#### [Exercise brief]
Locate the string "this" in the listing below. Copy every line where it is found.
_ _ _ _
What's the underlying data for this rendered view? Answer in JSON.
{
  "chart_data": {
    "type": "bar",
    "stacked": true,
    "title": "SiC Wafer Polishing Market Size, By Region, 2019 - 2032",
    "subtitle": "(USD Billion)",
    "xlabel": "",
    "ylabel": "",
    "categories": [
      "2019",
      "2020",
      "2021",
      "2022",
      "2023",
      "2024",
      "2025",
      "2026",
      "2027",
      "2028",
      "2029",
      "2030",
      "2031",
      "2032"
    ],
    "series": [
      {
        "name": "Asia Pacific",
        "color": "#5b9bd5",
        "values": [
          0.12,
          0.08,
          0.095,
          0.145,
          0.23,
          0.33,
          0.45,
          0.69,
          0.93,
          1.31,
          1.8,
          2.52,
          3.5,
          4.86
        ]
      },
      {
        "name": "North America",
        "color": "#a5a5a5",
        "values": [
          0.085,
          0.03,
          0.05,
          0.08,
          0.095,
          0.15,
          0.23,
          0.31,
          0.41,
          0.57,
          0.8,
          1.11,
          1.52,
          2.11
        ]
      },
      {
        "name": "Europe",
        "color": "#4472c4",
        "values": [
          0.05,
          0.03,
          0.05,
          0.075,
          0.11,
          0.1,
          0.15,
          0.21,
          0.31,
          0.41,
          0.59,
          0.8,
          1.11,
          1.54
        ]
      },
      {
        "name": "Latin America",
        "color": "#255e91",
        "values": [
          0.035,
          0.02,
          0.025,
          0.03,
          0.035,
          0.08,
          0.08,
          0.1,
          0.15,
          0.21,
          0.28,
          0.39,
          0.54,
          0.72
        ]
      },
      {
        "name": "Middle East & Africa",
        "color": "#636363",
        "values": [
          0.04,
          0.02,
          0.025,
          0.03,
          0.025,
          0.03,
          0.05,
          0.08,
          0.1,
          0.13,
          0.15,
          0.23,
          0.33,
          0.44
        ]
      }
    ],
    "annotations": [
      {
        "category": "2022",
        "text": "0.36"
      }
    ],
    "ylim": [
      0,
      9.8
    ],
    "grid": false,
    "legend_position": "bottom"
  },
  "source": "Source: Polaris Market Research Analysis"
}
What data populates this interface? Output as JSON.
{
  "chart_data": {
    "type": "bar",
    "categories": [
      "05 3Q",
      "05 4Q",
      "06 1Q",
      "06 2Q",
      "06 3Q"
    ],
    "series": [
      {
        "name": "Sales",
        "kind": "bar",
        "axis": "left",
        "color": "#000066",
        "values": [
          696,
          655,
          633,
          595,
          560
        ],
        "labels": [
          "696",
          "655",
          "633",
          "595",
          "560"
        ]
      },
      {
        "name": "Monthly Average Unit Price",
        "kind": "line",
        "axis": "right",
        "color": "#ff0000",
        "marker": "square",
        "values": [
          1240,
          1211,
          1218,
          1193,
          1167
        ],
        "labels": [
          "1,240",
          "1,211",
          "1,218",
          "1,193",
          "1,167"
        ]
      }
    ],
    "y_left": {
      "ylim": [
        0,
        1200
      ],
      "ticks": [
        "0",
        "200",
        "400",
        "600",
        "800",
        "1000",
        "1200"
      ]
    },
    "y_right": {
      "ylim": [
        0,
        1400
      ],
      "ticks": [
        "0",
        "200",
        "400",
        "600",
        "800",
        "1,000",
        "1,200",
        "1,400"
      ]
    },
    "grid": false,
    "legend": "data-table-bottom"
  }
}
_ _ _ _
#### [Final result]
What's the underlying data for this rendered view? Answer in JSON.
What data populates this interface? Output as JSON.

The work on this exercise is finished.